Dataset records
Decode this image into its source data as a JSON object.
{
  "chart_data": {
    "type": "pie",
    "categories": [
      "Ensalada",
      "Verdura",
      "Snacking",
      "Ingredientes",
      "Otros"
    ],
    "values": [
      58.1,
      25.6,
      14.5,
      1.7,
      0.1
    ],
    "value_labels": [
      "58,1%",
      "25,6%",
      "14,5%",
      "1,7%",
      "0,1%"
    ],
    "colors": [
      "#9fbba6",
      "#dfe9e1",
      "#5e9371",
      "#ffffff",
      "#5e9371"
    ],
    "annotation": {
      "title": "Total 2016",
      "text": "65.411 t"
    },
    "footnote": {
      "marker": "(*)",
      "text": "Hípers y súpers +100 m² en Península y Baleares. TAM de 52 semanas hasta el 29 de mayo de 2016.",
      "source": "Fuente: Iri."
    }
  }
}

...

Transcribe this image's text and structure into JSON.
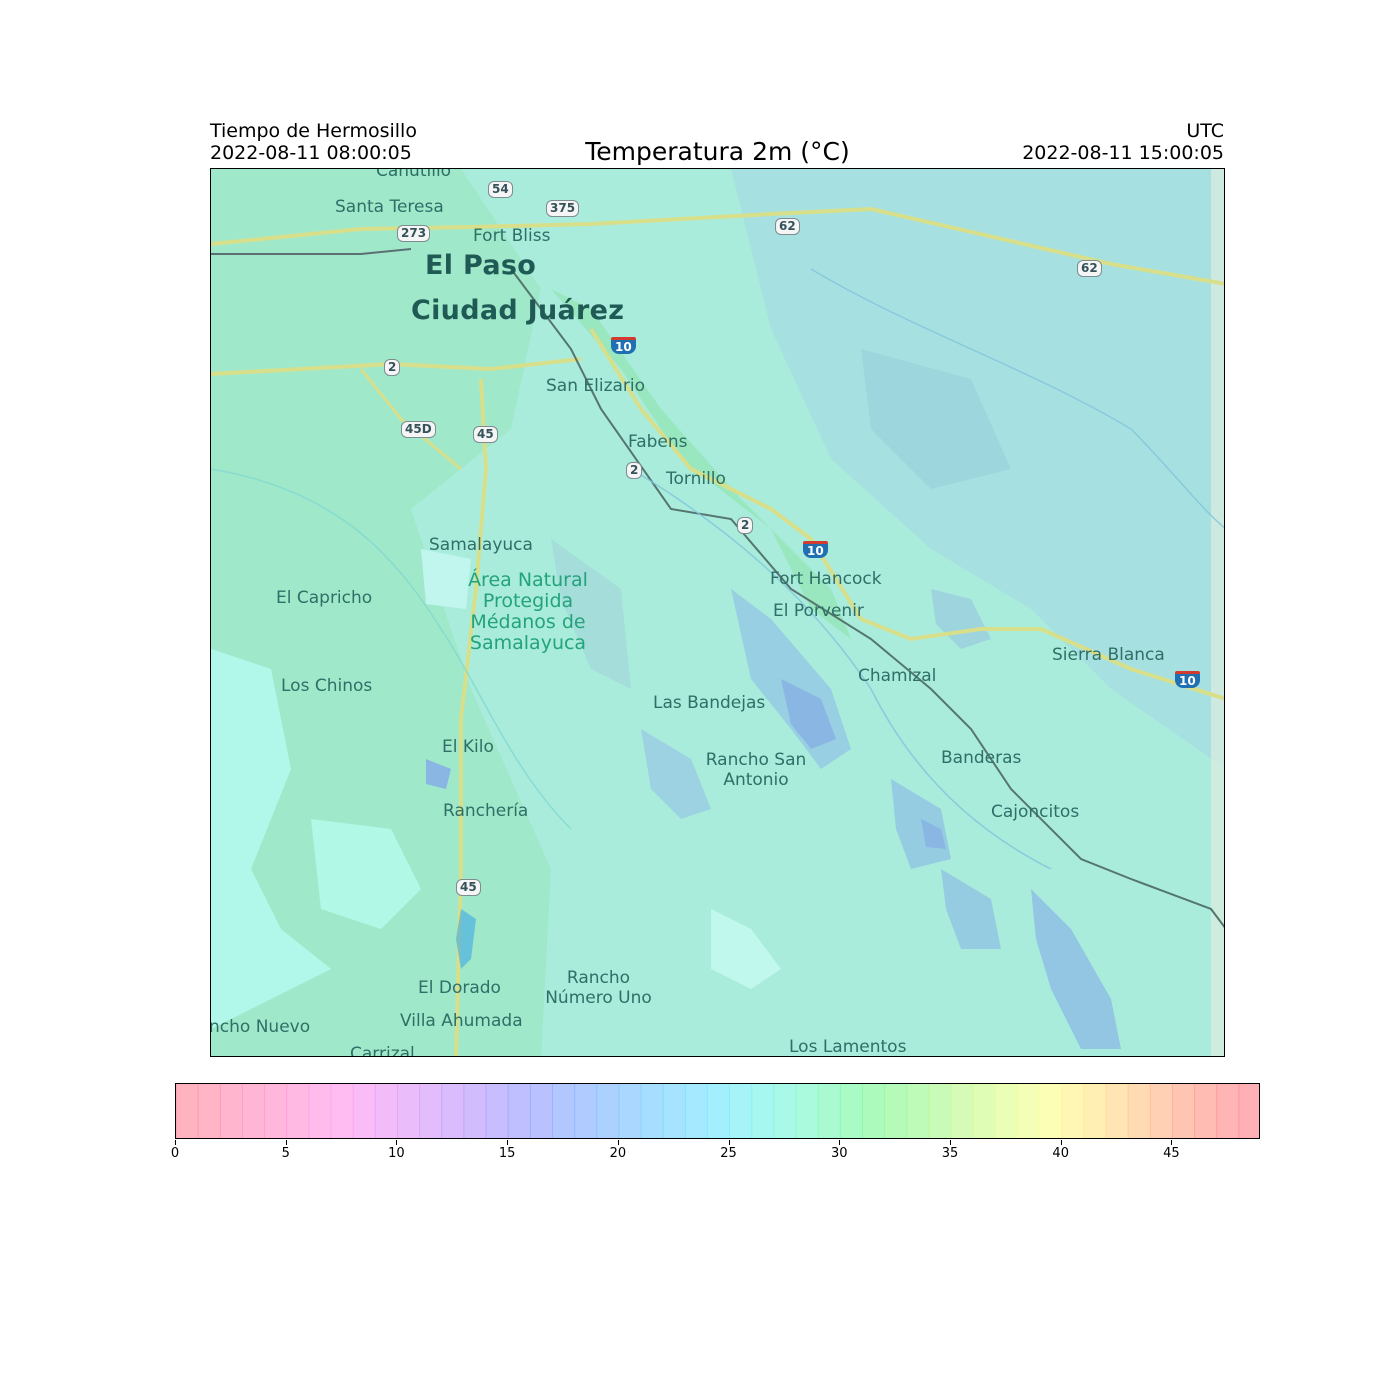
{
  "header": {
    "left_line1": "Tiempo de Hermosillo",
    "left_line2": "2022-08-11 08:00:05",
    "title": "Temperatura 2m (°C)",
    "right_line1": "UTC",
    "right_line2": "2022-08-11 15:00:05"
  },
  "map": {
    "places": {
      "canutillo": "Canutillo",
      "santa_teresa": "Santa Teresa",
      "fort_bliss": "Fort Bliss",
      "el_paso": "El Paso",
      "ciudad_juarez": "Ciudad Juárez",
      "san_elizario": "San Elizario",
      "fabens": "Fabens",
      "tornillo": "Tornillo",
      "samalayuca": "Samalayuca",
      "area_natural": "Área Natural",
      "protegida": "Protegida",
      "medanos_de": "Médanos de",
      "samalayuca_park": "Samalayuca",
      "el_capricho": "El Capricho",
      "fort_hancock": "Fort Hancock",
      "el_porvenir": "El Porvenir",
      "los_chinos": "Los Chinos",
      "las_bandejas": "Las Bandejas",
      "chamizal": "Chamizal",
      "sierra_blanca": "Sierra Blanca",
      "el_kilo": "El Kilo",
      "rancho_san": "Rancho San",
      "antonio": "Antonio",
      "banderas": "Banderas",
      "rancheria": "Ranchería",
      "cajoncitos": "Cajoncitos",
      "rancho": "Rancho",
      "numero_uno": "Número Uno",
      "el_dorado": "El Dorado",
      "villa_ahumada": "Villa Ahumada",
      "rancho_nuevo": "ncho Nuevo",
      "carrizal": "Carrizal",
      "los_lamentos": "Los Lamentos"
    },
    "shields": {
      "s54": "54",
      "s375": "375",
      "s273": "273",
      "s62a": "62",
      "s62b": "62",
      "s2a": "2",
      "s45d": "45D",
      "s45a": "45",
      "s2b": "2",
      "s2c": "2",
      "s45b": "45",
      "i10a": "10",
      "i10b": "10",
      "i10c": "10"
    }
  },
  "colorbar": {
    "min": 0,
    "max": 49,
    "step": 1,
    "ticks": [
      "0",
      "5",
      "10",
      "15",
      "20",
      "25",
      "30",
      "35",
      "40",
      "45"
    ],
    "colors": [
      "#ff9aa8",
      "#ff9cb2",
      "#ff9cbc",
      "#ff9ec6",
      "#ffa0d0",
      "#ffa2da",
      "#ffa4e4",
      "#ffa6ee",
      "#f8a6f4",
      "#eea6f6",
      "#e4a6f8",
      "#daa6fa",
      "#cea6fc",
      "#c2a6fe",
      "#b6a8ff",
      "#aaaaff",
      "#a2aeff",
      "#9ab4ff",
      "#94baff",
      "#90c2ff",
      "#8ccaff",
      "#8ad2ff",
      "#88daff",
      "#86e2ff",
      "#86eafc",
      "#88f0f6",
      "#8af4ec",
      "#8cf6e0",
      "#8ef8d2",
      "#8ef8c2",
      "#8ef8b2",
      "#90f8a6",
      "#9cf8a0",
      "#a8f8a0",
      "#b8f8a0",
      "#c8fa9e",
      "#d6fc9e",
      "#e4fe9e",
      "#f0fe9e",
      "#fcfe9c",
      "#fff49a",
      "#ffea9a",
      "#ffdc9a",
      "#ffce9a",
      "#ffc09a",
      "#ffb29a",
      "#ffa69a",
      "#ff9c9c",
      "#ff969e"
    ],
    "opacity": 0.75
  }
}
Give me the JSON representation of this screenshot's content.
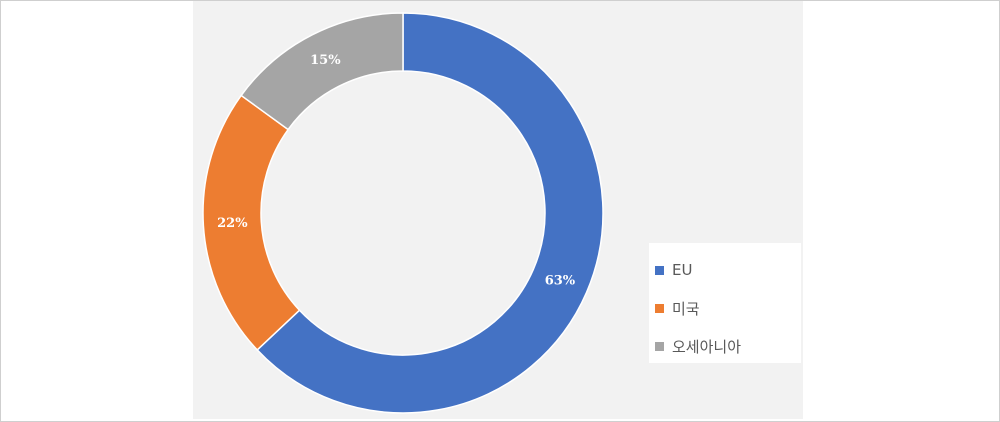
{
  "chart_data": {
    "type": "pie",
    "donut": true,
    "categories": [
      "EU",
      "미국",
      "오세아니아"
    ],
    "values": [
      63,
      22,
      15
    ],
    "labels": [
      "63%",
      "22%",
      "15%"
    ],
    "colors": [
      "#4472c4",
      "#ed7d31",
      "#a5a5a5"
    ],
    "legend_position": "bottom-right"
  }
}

---

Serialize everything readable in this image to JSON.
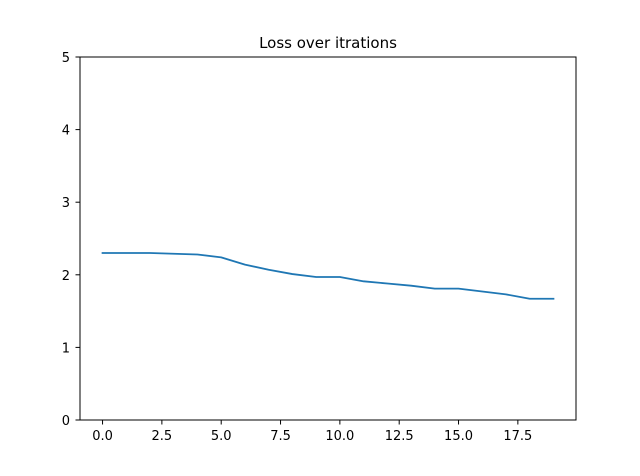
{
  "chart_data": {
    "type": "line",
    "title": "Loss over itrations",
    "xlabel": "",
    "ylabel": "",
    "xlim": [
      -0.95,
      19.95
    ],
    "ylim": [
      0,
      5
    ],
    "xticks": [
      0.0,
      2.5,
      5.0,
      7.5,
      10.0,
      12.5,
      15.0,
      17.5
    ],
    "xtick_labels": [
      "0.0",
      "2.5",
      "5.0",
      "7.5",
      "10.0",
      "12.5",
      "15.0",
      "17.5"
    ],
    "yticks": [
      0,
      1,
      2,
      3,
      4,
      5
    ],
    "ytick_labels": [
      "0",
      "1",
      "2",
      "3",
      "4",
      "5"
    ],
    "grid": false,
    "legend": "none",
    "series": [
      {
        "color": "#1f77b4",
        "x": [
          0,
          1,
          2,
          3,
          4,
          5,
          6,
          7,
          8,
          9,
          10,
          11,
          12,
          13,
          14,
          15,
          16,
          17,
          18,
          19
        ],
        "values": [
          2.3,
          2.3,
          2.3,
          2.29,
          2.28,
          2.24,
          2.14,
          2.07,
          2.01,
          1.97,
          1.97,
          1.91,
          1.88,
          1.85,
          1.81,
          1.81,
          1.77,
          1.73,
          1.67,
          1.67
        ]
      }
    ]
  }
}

What you have to do
Collect the lines of the records that include the string "Samalayuca".

Problem solution
      "samalayuca": "Samalayuca",
      "samalayuca_park": "Samalayuca",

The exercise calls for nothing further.